**YOUR INSTRUCTIONS**
Once the pictures are removed, return each record below exactly as written.
[[ TASK INPUTS open ]]
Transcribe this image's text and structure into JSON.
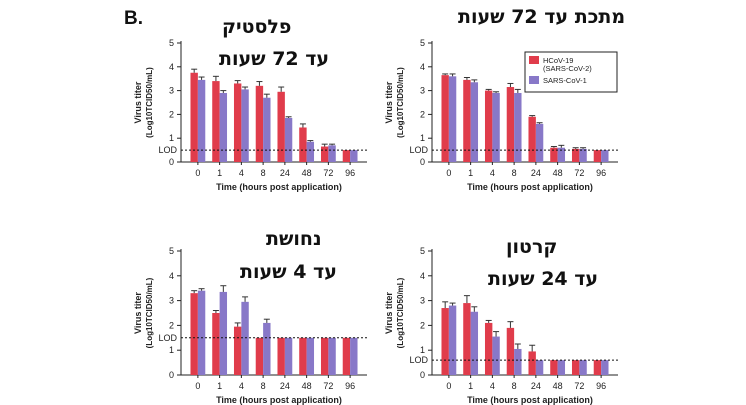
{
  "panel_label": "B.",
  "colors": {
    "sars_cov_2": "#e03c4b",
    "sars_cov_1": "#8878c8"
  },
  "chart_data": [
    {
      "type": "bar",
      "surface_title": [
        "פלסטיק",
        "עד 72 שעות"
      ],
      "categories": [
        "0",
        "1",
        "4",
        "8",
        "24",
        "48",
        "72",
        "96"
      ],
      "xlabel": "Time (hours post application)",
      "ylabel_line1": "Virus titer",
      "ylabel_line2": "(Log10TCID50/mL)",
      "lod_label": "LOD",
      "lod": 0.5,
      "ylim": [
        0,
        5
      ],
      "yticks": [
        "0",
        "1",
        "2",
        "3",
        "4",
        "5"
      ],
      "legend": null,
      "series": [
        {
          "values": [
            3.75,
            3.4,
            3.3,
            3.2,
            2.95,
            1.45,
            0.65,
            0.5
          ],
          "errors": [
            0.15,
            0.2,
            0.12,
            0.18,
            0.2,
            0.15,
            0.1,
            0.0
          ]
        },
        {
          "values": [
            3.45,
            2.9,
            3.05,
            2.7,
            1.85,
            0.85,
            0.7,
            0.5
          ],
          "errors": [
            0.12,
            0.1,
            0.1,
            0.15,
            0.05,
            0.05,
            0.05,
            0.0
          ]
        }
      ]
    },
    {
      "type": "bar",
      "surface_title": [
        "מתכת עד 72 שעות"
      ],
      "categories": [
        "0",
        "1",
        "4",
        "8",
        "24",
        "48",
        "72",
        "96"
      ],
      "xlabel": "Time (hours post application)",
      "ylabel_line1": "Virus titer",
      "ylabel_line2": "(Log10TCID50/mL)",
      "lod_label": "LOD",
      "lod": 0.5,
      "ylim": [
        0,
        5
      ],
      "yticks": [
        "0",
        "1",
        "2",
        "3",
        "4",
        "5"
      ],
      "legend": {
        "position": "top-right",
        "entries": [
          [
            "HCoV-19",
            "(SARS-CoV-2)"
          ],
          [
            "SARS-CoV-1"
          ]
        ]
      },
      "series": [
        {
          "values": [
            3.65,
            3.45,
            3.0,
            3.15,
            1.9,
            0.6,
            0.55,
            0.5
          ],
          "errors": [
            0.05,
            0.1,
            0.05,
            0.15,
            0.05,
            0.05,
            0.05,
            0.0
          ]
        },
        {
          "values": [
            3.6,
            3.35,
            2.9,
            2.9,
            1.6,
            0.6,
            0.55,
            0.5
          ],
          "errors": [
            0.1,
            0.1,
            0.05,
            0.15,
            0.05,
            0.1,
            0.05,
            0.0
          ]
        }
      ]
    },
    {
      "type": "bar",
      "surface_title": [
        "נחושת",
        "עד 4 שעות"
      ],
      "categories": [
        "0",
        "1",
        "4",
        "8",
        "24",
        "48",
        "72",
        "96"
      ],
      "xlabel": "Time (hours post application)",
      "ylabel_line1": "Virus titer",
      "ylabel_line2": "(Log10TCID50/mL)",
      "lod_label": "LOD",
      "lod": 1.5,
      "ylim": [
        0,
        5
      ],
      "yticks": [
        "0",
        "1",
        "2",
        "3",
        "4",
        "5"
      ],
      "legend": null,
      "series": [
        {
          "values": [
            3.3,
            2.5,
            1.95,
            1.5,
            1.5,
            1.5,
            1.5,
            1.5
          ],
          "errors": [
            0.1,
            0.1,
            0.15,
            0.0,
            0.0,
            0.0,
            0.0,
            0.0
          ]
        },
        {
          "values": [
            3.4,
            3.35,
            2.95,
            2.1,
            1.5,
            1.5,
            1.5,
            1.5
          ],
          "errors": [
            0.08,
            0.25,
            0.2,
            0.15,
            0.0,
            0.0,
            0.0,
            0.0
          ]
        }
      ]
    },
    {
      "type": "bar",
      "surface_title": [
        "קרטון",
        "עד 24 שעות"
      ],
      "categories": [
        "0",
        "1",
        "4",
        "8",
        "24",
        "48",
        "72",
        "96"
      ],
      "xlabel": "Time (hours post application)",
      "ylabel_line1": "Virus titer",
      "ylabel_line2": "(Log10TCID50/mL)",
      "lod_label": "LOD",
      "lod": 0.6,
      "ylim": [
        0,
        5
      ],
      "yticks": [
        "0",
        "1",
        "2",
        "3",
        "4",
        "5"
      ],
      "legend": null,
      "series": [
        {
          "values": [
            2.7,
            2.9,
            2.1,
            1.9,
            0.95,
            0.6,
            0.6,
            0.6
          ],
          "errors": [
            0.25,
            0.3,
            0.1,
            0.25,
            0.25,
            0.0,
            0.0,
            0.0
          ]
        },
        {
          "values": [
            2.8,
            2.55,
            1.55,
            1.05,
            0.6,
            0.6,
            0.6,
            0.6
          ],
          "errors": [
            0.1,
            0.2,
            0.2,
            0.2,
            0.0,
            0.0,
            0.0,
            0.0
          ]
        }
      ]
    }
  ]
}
[[ TASK INPUTS closed ]]
**ANSWER SPACE**
Transcribe this image's text and structure into JSON.
{
  "panel_label": "B.",
  "colors": {
    "sars_cov_2": "#e03c4b",
    "sars_cov_1": "#8878c8"
  },
  "chart_data": [
    {
      "type": "bar",
      "surface_title": [
        "פלסטיק",
        "עד 72 שעות"
      ],
      "categories": [
        "0",
        "1",
        "4",
        "8",
        "24",
        "48",
        "72",
        "96"
      ],
      "xlabel": "Time (hours post application)",
      "ylabel_line1": "Virus titer",
      "ylabel_line2": "(Log10TCID50/mL)",
      "lod_label": "LOD",
      "lod": 0.5,
      "ylim": [
        0,
        5
      ],
      "yticks": [
        "0",
        "1",
        "2",
        "3",
        "4",
        "5"
      ],
      "legend": null,
      "series": [
        {
          "values": [
            3.75,
            3.4,
            3.3,
            3.2,
            2.95,
            1.45,
            0.65,
            0.5
          ],
          "errors": [
            0.15,
            0.2,
            0.12,
            0.18,
            0.2,
            0.15,
            0.1,
            0.0
          ]
        },
        {
          "values": [
            3.45,
            2.9,
            3.05,
            2.7,
            1.85,
            0.85,
            0.7,
            0.5
          ],
          "errors": [
            0.12,
            0.1,
            0.1,
            0.15,
            0.05,
            0.05,
            0.05,
            0.0
          ]
        }
      ]
    },
    {
      "type": "bar",
      "surface_title": [
        "מתכת עד 72 שעות"
      ],
      "categories": [
        "0",
        "1",
        "4",
        "8",
        "24",
        "48",
        "72",
        "96"
      ],
      "xlabel": "Time (hours post application)",
      "ylabel_line1": "Virus titer",
      "ylabel_line2": "(Log10TCID50/mL)",
      "lod_label": "LOD",
      "lod": 0.5,
      "ylim": [
        0,
        5
      ],
      "yticks": [
        "0",
        "1",
        "2",
        "3",
        "4",
        "5"
      ],
      "legend": {
        "position": "top-right",
        "entries": [
          [
            "HCoV-19",
            "(SARS-CoV-2)"
          ],
          [
            "SARS-CoV-1"
          ]
        ]
      },
      "series": [
        {
          "values": [
            3.65,
            3.45,
            3.0,
            3.15,
            1.9,
            0.6,
            0.55,
            0.5
          ],
          "errors": [
            0.05,
            0.1,
            0.05,
            0.15,
            0.05,
            0.05,
            0.05,
            0.0
          ]
        },
        {
          "values": [
            3.6,
            3.35,
            2.9,
            2.9,
            1.6,
            0.6,
            0.55,
            0.5
          ],
          "errors": [
            0.1,
            0.1,
            0.05,
            0.15,
            0.05,
            0.1,
            0.05,
            0.0
          ]
        }
      ]
    },
    {
      "type": "bar",
      "surface_title": [
        "נחושת",
        "עד 4 שעות"
      ],
      "categories": [
        "0",
        "1",
        "4",
        "8",
        "24",
        "48",
        "72",
        "96"
      ],
      "xlabel": "Time (hours post application)",
      "ylabel_line1": "Virus titer",
      "ylabel_line2": "(Log10TCID50/mL)",
      "lod_label": "LOD",
      "lod": 1.5,
      "ylim": [
        0,
        5
      ],
      "yticks": [
        "0",
        "1",
        "2",
        "3",
        "4",
        "5"
      ],
      "legend": null,
      "series": [
        {
          "values": [
            3.3,
            2.5,
            1.95,
            1.5,
            1.5,
            1.5,
            1.5,
            1.5
          ],
          "errors": [
            0.1,
            0.1,
            0.15,
            0.0,
            0.0,
            0.0,
            0.0,
            0.0
          ]
        },
        {
          "values": [
            3.4,
            3.35,
            2.95,
            2.1,
            1.5,
            1.5,
            1.5,
            1.5
          ],
          "errors": [
            0.08,
            0.25,
            0.2,
            0.15,
            0.0,
            0.0,
            0.0,
            0.0
          ]
        }
      ]
    },
    {
      "type": "bar",
      "surface_title": [
        "קרטון",
        "עד 24 שעות"
      ],
      "categories": [
        "0",
        "1",
        "4",
        "8",
        "24",
        "48",
        "72",
        "96"
      ],
      "xlabel": "Time (hours post application)",
      "ylabel_line1": "Virus titer",
      "ylabel_line2": "(Log10TCID50/mL)",
      "lod_label": "LOD",
      "lod": 0.6,
      "ylim": [
        0,
        5
      ],
      "yticks": [
        "0",
        "1",
        "2",
        "3",
        "4",
        "5"
      ],
      "legend": null,
      "series": [
        {
          "values": [
            2.7,
            2.9,
            2.1,
            1.9,
            0.95,
            0.6,
            0.6,
            0.6
          ],
          "errors": [
            0.25,
            0.3,
            0.1,
            0.25,
            0.25,
            0.0,
            0.0,
            0.0
          ]
        },
        {
          "values": [
            2.8,
            2.55,
            1.55,
            1.05,
            0.6,
            0.6,
            0.6,
            0.6
          ],
          "errors": [
            0.1,
            0.2,
            0.2,
            0.2,
            0.0,
            0.0,
            0.0,
            0.0
          ]
        }
      ]
    }
  ]
}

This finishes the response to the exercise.